SUPPLIED INFORMATION:
++++++++++

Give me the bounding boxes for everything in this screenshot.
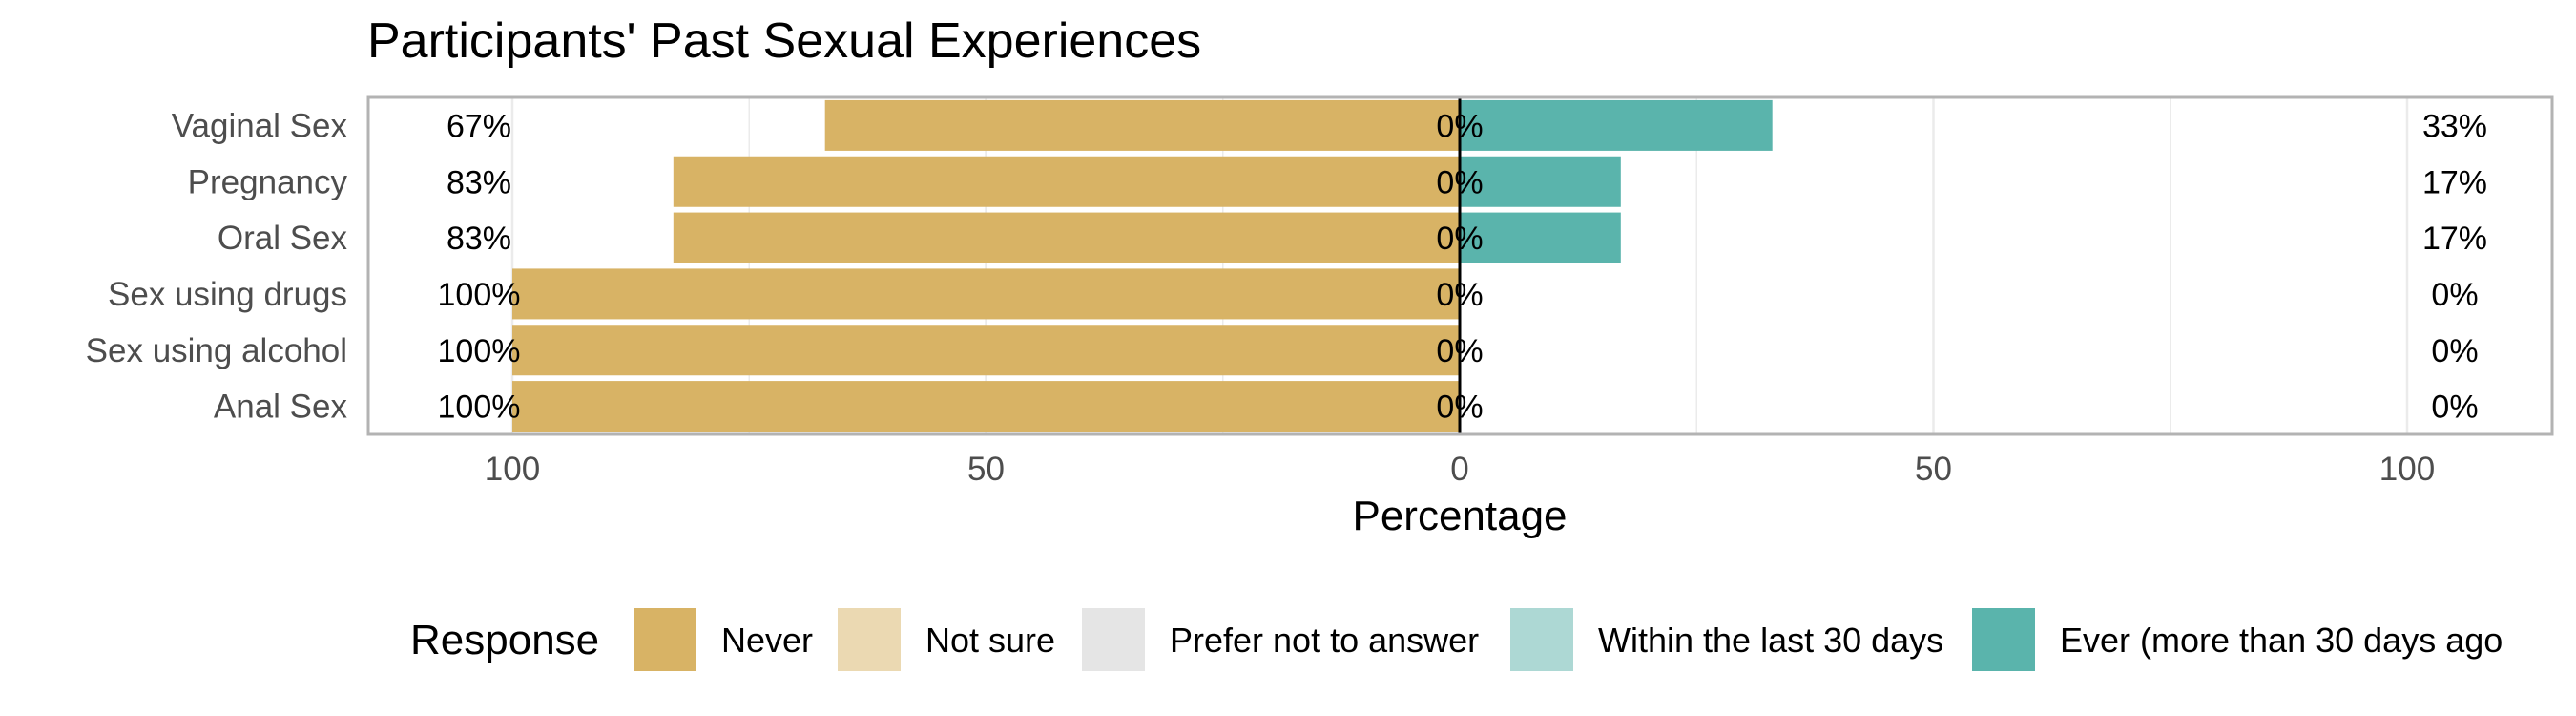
legend-key-prefer-not-to-answer xyxy=(1080,606,1147,673)
right-percent-label: 17% xyxy=(2422,221,2487,257)
panel-border xyxy=(366,95,2554,436)
legend-key-within-the-last-30-days xyxy=(1508,606,1575,673)
bar-never xyxy=(512,325,1460,376)
x-axis-title: Percentage xyxy=(1352,493,1567,539)
category-label: Vaginal Sex xyxy=(172,107,348,144)
x-tick-label: 0 xyxy=(1450,451,1468,488)
right-percent-label: 17% xyxy=(2422,164,2487,200)
bar-ever-more-than-30-days-ago xyxy=(1460,156,1621,207)
legend-label-never: Never xyxy=(721,621,813,660)
category-label: Pregnancy xyxy=(188,163,348,200)
legend-label-ever-more-than-30-days-ago: Ever (more than 30 days ago xyxy=(2060,621,2503,660)
legend-label-within-the-last-30-days: Within the last 30 days xyxy=(1598,621,1943,660)
x-tick-label: 100 xyxy=(485,451,540,488)
legend-title: Response xyxy=(410,617,599,663)
legend-label-prefer-not-to-answer: Prefer not to answer xyxy=(1170,621,1479,660)
left-percent-label: 83% xyxy=(447,164,511,200)
bar-never xyxy=(512,268,1460,320)
legend-key-never xyxy=(632,606,698,673)
bar-ever-more-than-30-days-ago xyxy=(1460,99,1773,151)
right-percent-label: 0% xyxy=(2431,390,2478,426)
left-percent-label: 83% xyxy=(447,221,511,257)
legend-label-not-sure: Not sure xyxy=(925,621,1055,660)
category-label: Oral Sex xyxy=(218,220,348,257)
right-percent-label: 0% xyxy=(2431,333,2478,369)
center-percent-label: 0% xyxy=(1436,390,1483,426)
bar-never xyxy=(673,212,1460,263)
legend-key-ever-more-than-30-days-ago xyxy=(1970,606,2037,673)
legend-key-not-sure xyxy=(836,606,903,673)
plot-area: Vaginal Sex 67% 0% 33% Pregnancy 83% 0% 17% Oral… xyxy=(86,95,2554,488)
chart-title: Participants' Past Sexual Experiences xyxy=(367,13,1201,69)
category-label: Sex using alcohol xyxy=(86,332,347,369)
x-tick-label: 50 xyxy=(1915,451,1952,488)
left-percent-label: 100% xyxy=(438,390,521,426)
center-percent-label: 0% xyxy=(1436,221,1483,257)
left-percent-label: 67% xyxy=(447,108,511,144)
left-percent-label: 100% xyxy=(438,333,521,369)
bar-never xyxy=(824,99,1460,151)
right-percent-label: 33% xyxy=(2422,108,2487,144)
center-percent-label: 0% xyxy=(1436,108,1483,144)
right-percent-label: 0% xyxy=(2431,277,2478,313)
bar-never xyxy=(512,381,1460,432)
bar-ever-more-than-30-days-ago xyxy=(1460,212,1621,263)
legend: Response Never Not sure Prefer not to answ… xyxy=(410,606,2503,673)
center-percent-label: 0% xyxy=(1436,277,1483,313)
category-label: Sex using drugs xyxy=(108,276,347,313)
x-tick-label: 50 xyxy=(967,451,1005,488)
x-tick-label: 100 xyxy=(2379,451,2435,488)
center-percent-label: 0% xyxy=(1436,164,1483,200)
center-percent-label: 0% xyxy=(1436,333,1483,369)
bar-never xyxy=(673,156,1460,207)
left-percent-label: 100% xyxy=(438,277,521,313)
category-label: Anal Sex xyxy=(214,389,348,426)
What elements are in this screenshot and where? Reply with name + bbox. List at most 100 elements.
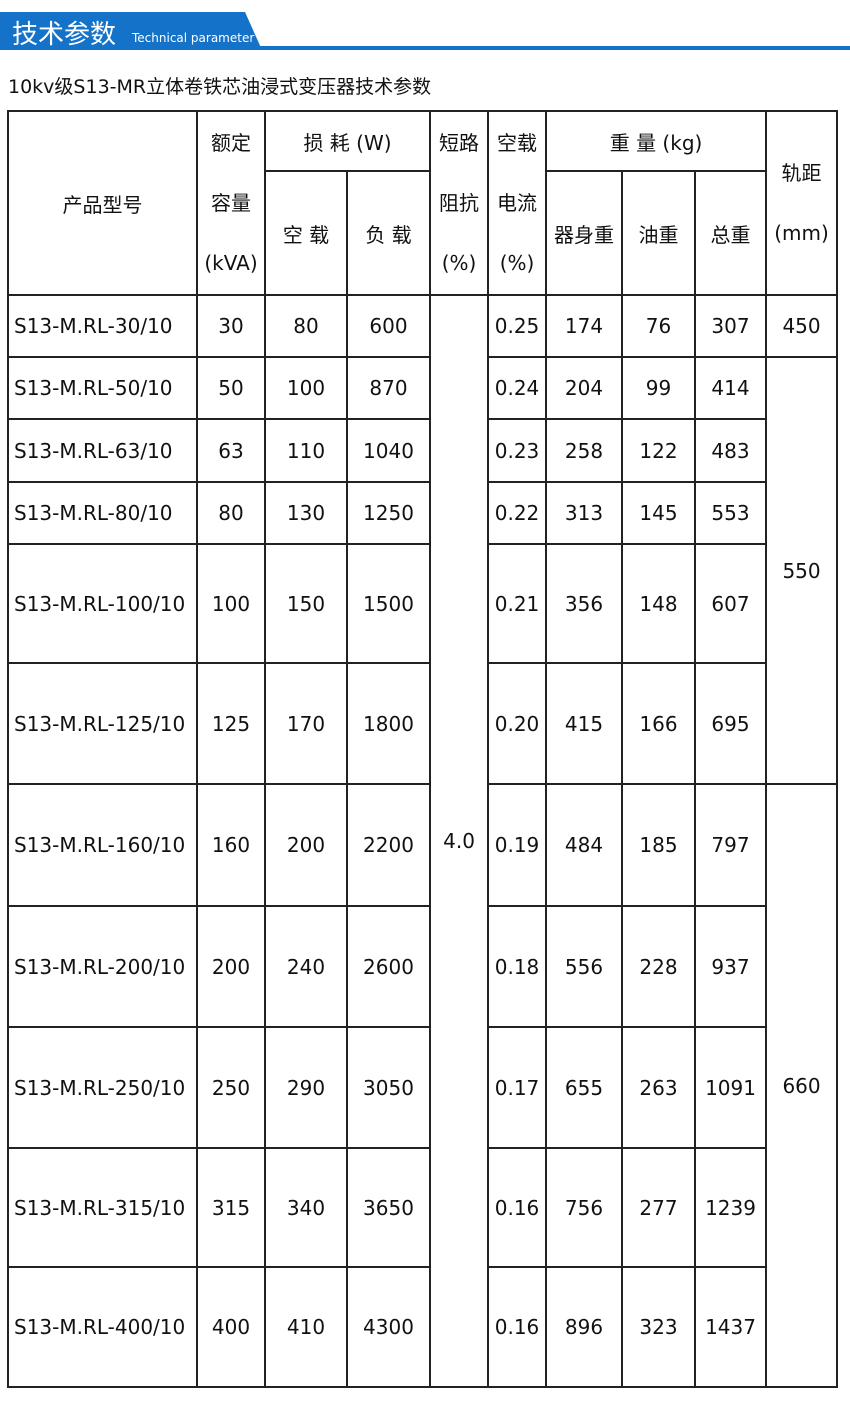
cell: 550 bbox=[765, 356, 839, 785]
header-cell: 短路 阻抗 (%) bbox=[429, 110, 490, 296]
header-line: 额定 bbox=[211, 131, 251, 155]
header-cell: 空载电流 (%) bbox=[487, 110, 548, 296]
cell: 1239 bbox=[694, 1147, 768, 1268]
row: S13-M.RL-200/10 200 240 2600 0.18 556 228 937 bbox=[7, 905, 837, 1028]
header-line: (mm) bbox=[774, 221, 829, 245]
cell: 553 bbox=[694, 481, 768, 545]
cell: 240 bbox=[264, 905, 348, 1028]
cell: 307 bbox=[694, 294, 768, 358]
cell: S13-M.RL-50/10 bbox=[7, 356, 198, 420]
cell: 0.25 bbox=[487, 294, 548, 358]
cell: 0.19 bbox=[487, 783, 548, 907]
cell: 174 bbox=[545, 294, 624, 358]
cell: 483 bbox=[694, 418, 768, 483]
cell: 450 bbox=[765, 294, 839, 358]
header-cell: 总重 bbox=[694, 170, 768, 296]
cell: S13-M.RL-125/10 bbox=[7, 662, 198, 785]
cell: 655 bbox=[545, 1026, 624, 1149]
section-subtitle: Technical parameter bbox=[132, 31, 255, 45]
header-cell: 油重 bbox=[621, 170, 697, 296]
cell: 1800 bbox=[345, 662, 432, 785]
cell: 870 bbox=[345, 356, 432, 420]
row: S13-M.RL-30/10 30 80 600 4.0 0.25 174 76 307 450 bbox=[7, 294, 839, 1388]
cell: 228 bbox=[621, 905, 697, 1028]
cell: 99 bbox=[621, 356, 697, 420]
cell: 315 bbox=[196, 1147, 266, 1268]
header-cell: 产品型号 bbox=[7, 110, 198, 296]
header-cell: 器身重 bbox=[545, 170, 624, 296]
cell: 80 bbox=[196, 481, 266, 545]
row: S13-M.RL-160/10 160 200 2200 0.19 484 185 797 66… bbox=[7, 783, 839, 1388]
header-cell: 重 量 (kg) bbox=[545, 110, 768, 172]
header-line: 容量 bbox=[211, 191, 251, 215]
spec-table: 产品型号 额定容量 (kVA) 损 耗 (W) 短路 阻抗 (%) 空载电流 (%) 重… bbox=[7, 110, 839, 1388]
cell: S13-M.RL-200/10 bbox=[7, 905, 198, 1028]
cell: S13-M.RL-30/10 bbox=[7, 294, 198, 358]
caption: 10kv级S13-MR立体卷铁芯油浸式变压器技术参数 bbox=[8, 76, 432, 98]
cell: 323 bbox=[621, 1266, 697, 1388]
header-line: 电流 bbox=[497, 191, 538, 215]
header-cell: 损 耗 (W) bbox=[263, 110, 432, 172]
cell: 695 bbox=[694, 662, 768, 785]
cell: 100 bbox=[264, 356, 348, 420]
cell: S13-M.RL-250/10 bbox=[7, 1026, 198, 1149]
cell: 76 bbox=[621, 294, 697, 358]
header-cell: 负 载 bbox=[345, 170, 432, 296]
banner-line bbox=[0, 46, 850, 50]
cell: 797 bbox=[694, 783, 768, 907]
row: S13-M.RL-80/10 80 130 1250 0.22 313 145 553 bbox=[7, 481, 837, 545]
cell: 250 bbox=[196, 1026, 266, 1149]
cell: 556 bbox=[545, 905, 624, 1028]
cell: 600 bbox=[345, 294, 432, 358]
cell: 2600 bbox=[345, 905, 432, 1028]
header-cell: 轨距 (mm) bbox=[765, 110, 839, 296]
cell: 204 bbox=[545, 356, 624, 420]
cell: 0.16 bbox=[487, 1147, 548, 1268]
cell: 290 bbox=[264, 1026, 348, 1149]
cell: 1500 bbox=[345, 543, 432, 664]
cell: S13-M.RL-80/10 bbox=[7, 481, 198, 545]
cell: 756 bbox=[545, 1147, 624, 1268]
cell: 145 bbox=[621, 481, 697, 545]
header-line: (kVA) bbox=[204, 251, 258, 275]
row: S13-M.RL-63/10 63 110 1040 0.23 258 122 483 bbox=[7, 418, 837, 483]
cell: 166 bbox=[621, 662, 697, 785]
header-cell: 空 载 bbox=[264, 170, 348, 296]
header-line: 阻抗 bbox=[439, 191, 480, 215]
cell: 4.0 bbox=[429, 294, 490, 1388]
cell: 258 bbox=[545, 418, 624, 483]
row: S13-M.RL-50/10 50 100 870 0.24 204 99 414 550 bbox=[7, 356, 839, 785]
cell: 937 bbox=[694, 905, 768, 1028]
row: S13-M.RL-100/10 100 150 1500 0.21 356 148 607 bbox=[7, 543, 837, 664]
cell: 1091 bbox=[694, 1026, 768, 1149]
cell: 0.20 bbox=[487, 662, 548, 785]
section-title: 技术参数 bbox=[12, 20, 117, 50]
cell: 110 bbox=[264, 418, 348, 483]
cell: 607 bbox=[694, 543, 768, 664]
cell: 400 bbox=[196, 1266, 266, 1388]
row: S13-M.RL-125/10 125 170 1800 0.20 415 166 695 bbox=[7, 662, 837, 785]
cell: 130 bbox=[264, 481, 348, 545]
cell: 148 bbox=[621, 543, 697, 664]
cell: 0.23 bbox=[487, 418, 548, 483]
table-body: 产品型号 额定容量 (kVA) 损 耗 (W) 短路 阻抗 (%) 空载电流 (%) 重… bbox=[7, 110, 839, 1388]
cell: 185 bbox=[621, 783, 697, 907]
cell: 0.18 bbox=[487, 905, 548, 1028]
cell: 896 bbox=[545, 1266, 624, 1388]
cell: 100 bbox=[196, 543, 266, 664]
cell: 150 bbox=[264, 543, 348, 664]
cell: 160 bbox=[196, 783, 266, 907]
header-line: 空载 bbox=[497, 131, 538, 155]
cell: 277 bbox=[621, 1147, 697, 1268]
cell: 415 bbox=[545, 662, 624, 785]
header-line: (%) bbox=[499, 251, 535, 275]
cell: 4300 bbox=[345, 1266, 432, 1388]
banner: 技术参数 Technical parameter bbox=[0, 0, 850, 52]
cell: 484 bbox=[545, 783, 624, 907]
header-line: 轨距 bbox=[781, 161, 822, 185]
cell: 80 bbox=[264, 294, 348, 358]
header-cell: 额定容量 (kVA) bbox=[196, 110, 266, 296]
cell: S13-M.RL-400/10 bbox=[7, 1266, 198, 1388]
cell: 0.16 bbox=[487, 1266, 548, 1388]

++++++++++

REQUIRED WORK: Retype the lines from the line with "legend-key-prefer-not-to-answer xyxy=(1080,606,1147,673)" to the line with "x-tick-label: 0 xyxy=(1450,451,1468,488)", both included.

OUTPUT FOR THIS TASK:
legend-key-prefer-not-to-answer xyxy=(1080,606,1147,673)
right-percent-label: 17% xyxy=(2422,221,2487,257)
panel-border xyxy=(366,95,2554,436)
legend-key-within-the-last-30-days xyxy=(1508,606,1575,673)
bar-never xyxy=(512,325,1460,376)
x-axis-title: Percentage xyxy=(1352,493,1567,539)
category-label: Vaginal Sex xyxy=(172,107,348,144)
x-tick-label: 0 xyxy=(1450,451,1468,488)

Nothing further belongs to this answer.